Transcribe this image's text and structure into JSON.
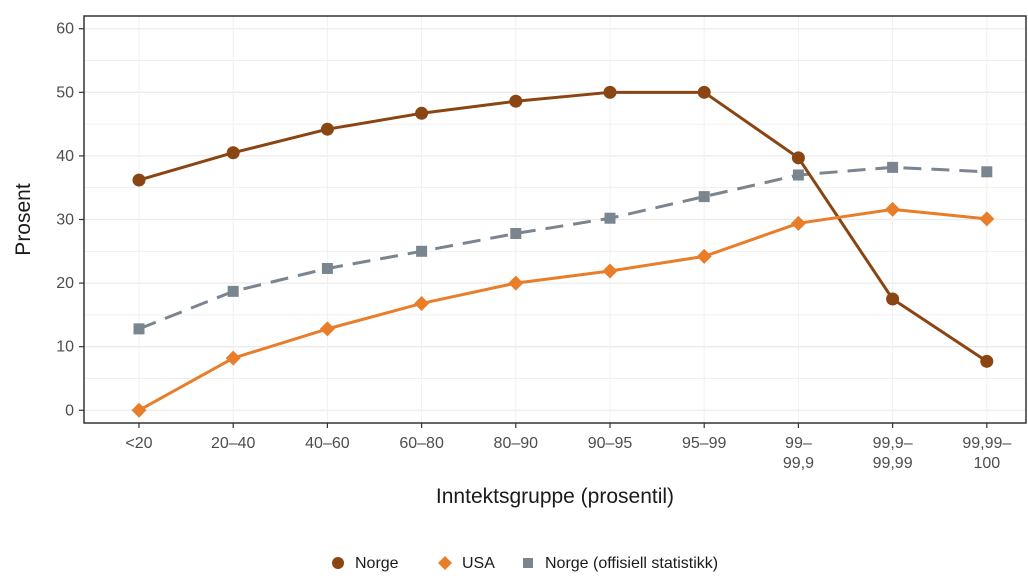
{
  "chart_data": {
    "type": "line",
    "xlabel": "Inntektsgruppe (prosentil)",
    "ylabel": "Prosent",
    "categories": [
      [
        "<20"
      ],
      [
        "20–40"
      ],
      [
        "40–60"
      ],
      [
        "60–80"
      ],
      [
        "80–90"
      ],
      [
        "90–95"
      ],
      [
        "95–99"
      ],
      [
        "99–",
        "99,9"
      ],
      [
        "99,9–",
        "99,99"
      ],
      [
        "99,99–",
        "100"
      ]
    ],
    "ylim": [
      -2,
      62
    ],
    "yticks": [
      0,
      10,
      20,
      30,
      40,
      50,
      60
    ],
    "grid": true,
    "legend_position": "bottom",
    "series": [
      {
        "name": "Norge",
        "color": "#8B4513",
        "marker": "circle",
        "dash": "solid",
        "values": [
          36.2,
          40.5,
          44.2,
          46.7,
          48.6,
          50.0,
          50.0,
          39.7,
          17.5,
          7.7
        ]
      },
      {
        "name": "USA",
        "color": "#E87D2A",
        "marker": "diamond",
        "dash": "solid",
        "values": [
          0.0,
          8.2,
          12.8,
          16.8,
          20.0,
          21.9,
          24.2,
          29.4,
          31.6,
          30.1
        ]
      },
      {
        "name": "Norge (offisiell statistikk)",
        "color": "#7A8590",
        "marker": "square",
        "dash": "dashed",
        "values": [
          12.8,
          18.7,
          22.3,
          25.0,
          27.8,
          30.2,
          33.6,
          37.0,
          38.2,
          37.5
        ]
      }
    ]
  }
}
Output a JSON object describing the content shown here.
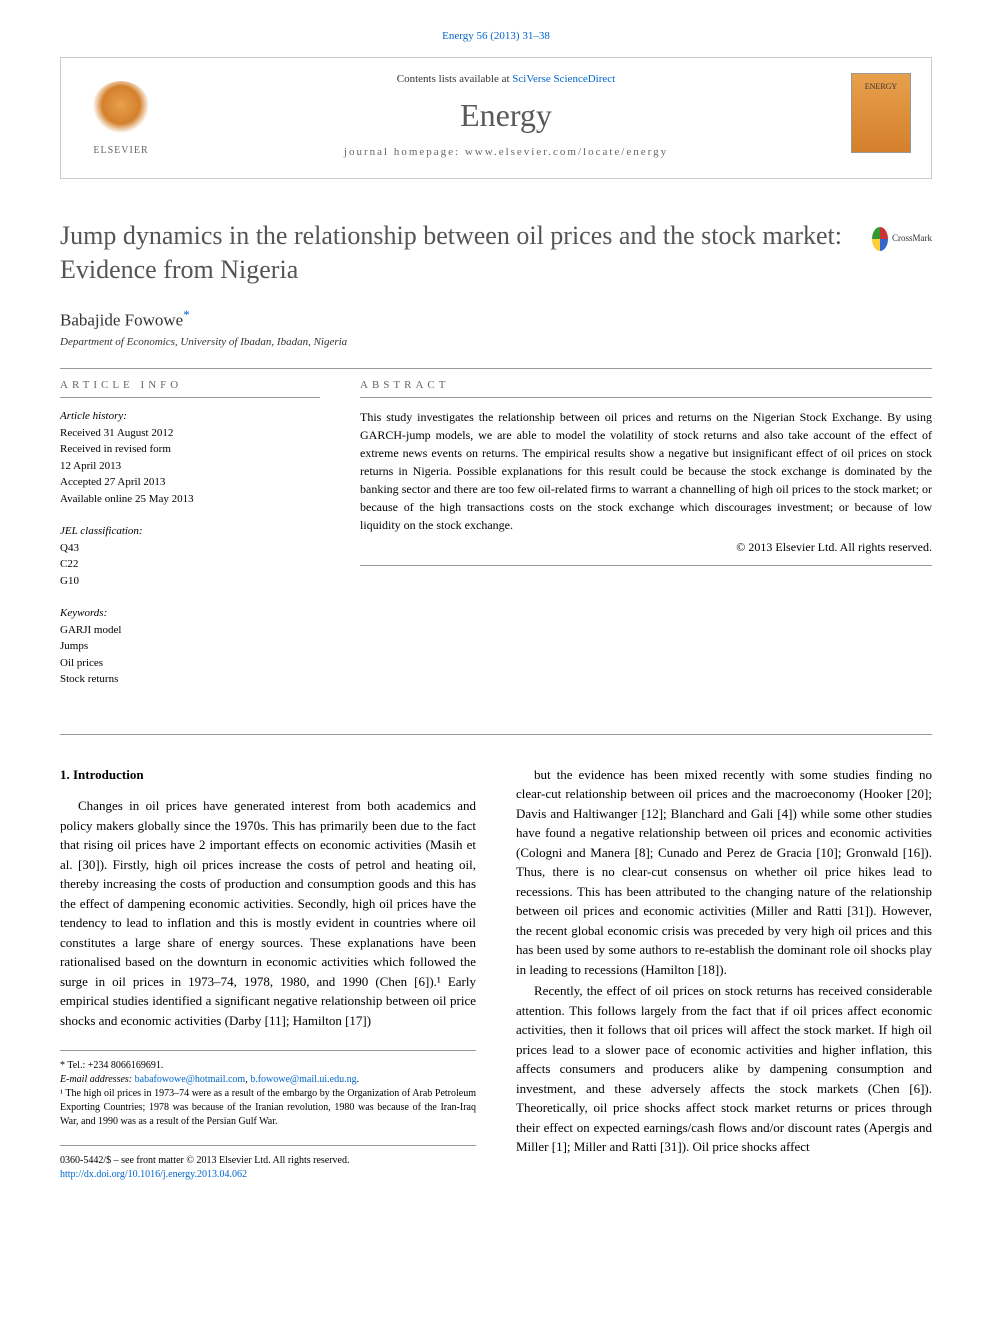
{
  "journal_ref": "Energy 56 (2013) 31–38",
  "header": {
    "publisher": "ELSEVIER",
    "contents_text": "Contents lists available at ",
    "contents_link": "SciVerse ScienceDirect",
    "journal_name": "Energy",
    "homepage_label": "journal homepage: ",
    "homepage_url": "www.elsevier.com/locate/energy",
    "cover_text": "ENERGY"
  },
  "crossmark": "CrossMark",
  "title": "Jump dynamics in the relationship between oil prices and the stock market: Evidence from Nigeria",
  "author": "Babajide Fowowe",
  "author_mark": "*",
  "affiliation": "Department of Economics, University of Ibadan, Ibadan, Nigeria",
  "info": {
    "label": "ARTICLE INFO",
    "history_label": "Article history:",
    "history": [
      "Received 31 August 2012",
      "Received in revised form",
      "12 April 2013",
      "Accepted 27 April 2013",
      "Available online 25 May 2013"
    ],
    "jel_label": "JEL classification:",
    "jel": [
      "Q43",
      "C22",
      "G10"
    ],
    "keywords_label": "Keywords:",
    "keywords": [
      "GARJI model",
      "Jumps",
      "Oil prices",
      "Stock returns"
    ]
  },
  "abstract": {
    "label": "ABSTRACT",
    "text": "This study investigates the relationship between oil prices and returns on the Nigerian Stock Exchange. By using GARCH-jump models, we are able to model the volatility of stock returns and also take account of the effect of extreme news events on returns. The empirical results show a negative but insignificant effect of oil prices on stock returns in Nigeria. Possible explanations for this result could be because the stock exchange is dominated by the banking sector and there are too few oil-related firms to warrant a channelling of high oil prices to the stock market; or because of the high transactions costs on the stock exchange which discourages investment; or because of low liquidity on the stock exchange.",
    "copyright": "© 2013 Elsevier Ltd. All rights reserved."
  },
  "body": {
    "heading": "1. Introduction",
    "col1_p1": "Changes in oil prices have generated interest from both academics and policy makers globally since the 1970s. This has primarily been due to the fact that rising oil prices have 2 important effects on economic activities (Masih et al. [30]). Firstly, high oil prices increase the costs of petrol and heating oil, thereby increasing the costs of production and consumption goods and this has the effect of dampening economic activities. Secondly, high oil prices have the tendency to lead to inflation and this is mostly evident in countries where oil constitutes a large share of energy sources. These explanations have been rationalised based on the downturn in economic activities which followed the surge in oil prices in 1973–74, 1978, 1980, and 1990 (Chen [6]).¹ Early empirical studies identified a significant negative relationship between oil price shocks and economic activities (Darby [11]; Hamilton [17])",
    "col2_p1": "but the evidence has been mixed recently with some studies finding no clear-cut relationship between oil prices and the macroeconomy (Hooker [20]; Davis and Haltiwanger [12]; Blanchard and Gali [4]) while some other studies have found a negative relationship between oil prices and economic activities (Cologni and Manera [8]; Cunado and Perez de Gracia [10]; Gronwald [16]). Thus, there is no clear-cut consensus on whether oil price hikes lead to recessions. This has been attributed to the changing nature of the relationship between oil prices and economic activities (Miller and Ratti [31]). However, the recent global economic crisis was preceded by very high oil prices and this has been used by some authors to re-establish the dominant role oil shocks play in leading to recessions (Hamilton [18]).",
    "col2_p2": "Recently, the effect of oil prices on stock returns has received considerable attention. This follows largely from the fact that if oil prices affect economic activities, then it follows that oil prices will affect the stock market. If high oil prices lead to a slower pace of economic activities and higher inflation, this affects consumers and producers alike by dampening consumption and investment, and these adversely affects the stock markets (Chen [6]). Theoretically, oil price shocks affect stock market returns or prices through their effect on expected earnings/cash flows and/or discount rates (Apergis and Miller [1]; Miller and Ratti [31]). Oil price shocks affect"
  },
  "footnotes": {
    "tel_label": "* Tel.: ",
    "tel": "+234 8066169691.",
    "email_label": "E-mail addresses: ",
    "email1": "babafowowe@hotmail.com",
    "email2": "b.fowowe@mail.ui.edu.ng",
    "note1": "¹ The high oil prices in 1973–74 were as a result of the embargo by the Organization of Arab Petroleum Exporting Countries; 1978 was because of the Iranian revolution, 1980 was because of the Iran-Iraq War, and 1990 was as a result of the Persian Gulf War."
  },
  "footer": {
    "issn": "0360-5442/$ – see front matter © 2013 Elsevier Ltd. All rights reserved.",
    "doi": "http://dx.doi.org/10.1016/j.energy.2013.04.062"
  },
  "colors": {
    "link": "#0066cc",
    "title_gray": "#555555",
    "text": "#000000",
    "border": "#999999"
  }
}
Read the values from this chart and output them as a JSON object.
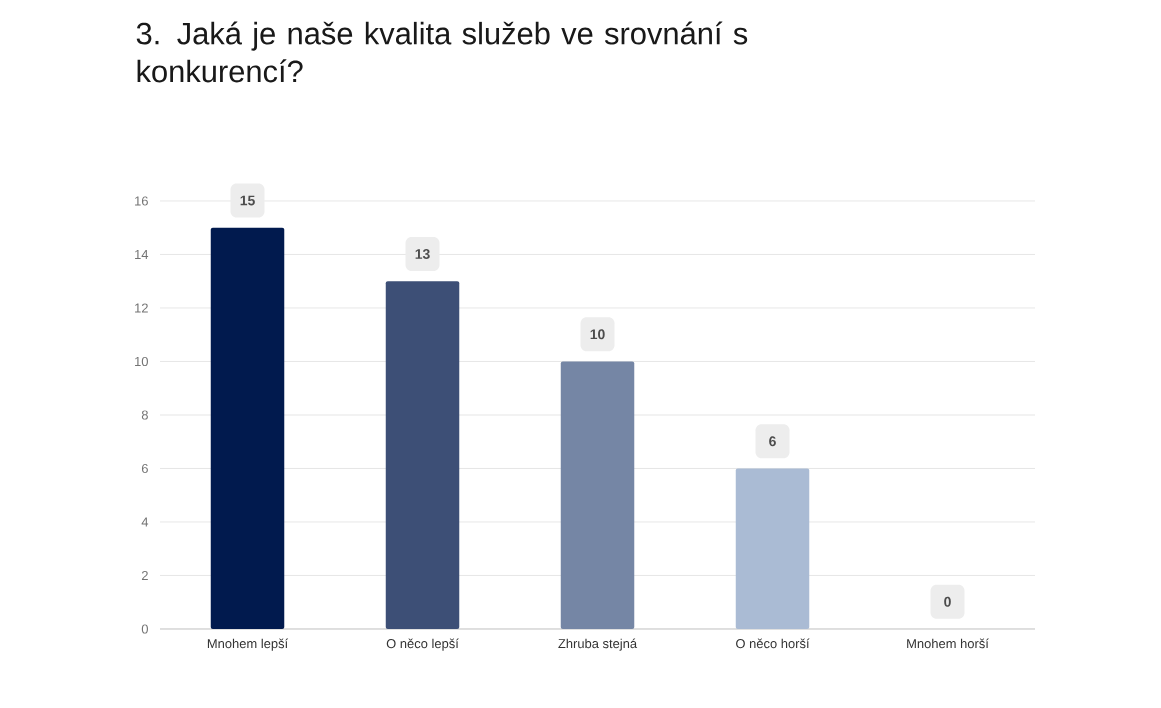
{
  "chart_data": {
    "type": "bar",
    "title": "3. Jaká je naše kvalita služeb ve srovnání s konkurencí?",
    "categories": [
      "Mnohem lepší",
      "O něco lepší",
      "Zhruba stejná",
      "O něco horší",
      "Mnohem horší"
    ],
    "values": [
      15,
      13,
      10,
      6,
      0
    ],
    "colors": [
      "#011a4e",
      "#3d4f76",
      "#7586a5",
      "#aabbd4",
      "#d6deea"
    ],
    "ylim": [
      0,
      16
    ],
    "yticks": [
      0,
      2,
      4,
      6,
      8,
      10,
      12,
      14,
      16
    ],
    "grid": "y",
    "data_labels": true
  }
}
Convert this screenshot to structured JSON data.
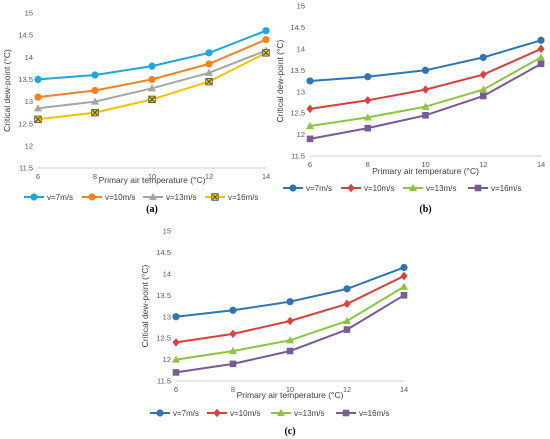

**EXERCISE REQUIREMENTS**
Copy the final stretch of lines, starting at the one that holds "Read the values" and ending at the last line of the data, exactly; omit pictures.

**THE ANSWER**
Read the values from this chart and output them as a JSON object.
{
  "chart_data": {
    "type": "bar",
    "title": "3. Jaká je naše kvalita služeb ve srovnání s konkurencí?",
    "categories": [
      "Mnohem lepší",
      "O něco lepší",
      "Zhruba stejná",
      "O něco horší",
      "Mnohem horší"
    ],
    "values": [
      15,
      13,
      10,
      6,
      0
    ],
    "colors": [
      "#011a4e",
      "#3d4f76",
      "#7586a5",
      "#aabbd4",
      "#d6deea"
    ],
    "ylim": [
      0,
      16
    ],
    "yticks": [
      0,
      2,
      4,
      6,
      8,
      10,
      12,
      14,
      16
    ],
    "grid": "y",
    "data_labels": true
  }
}
Convert this screenshot to structured JSON data.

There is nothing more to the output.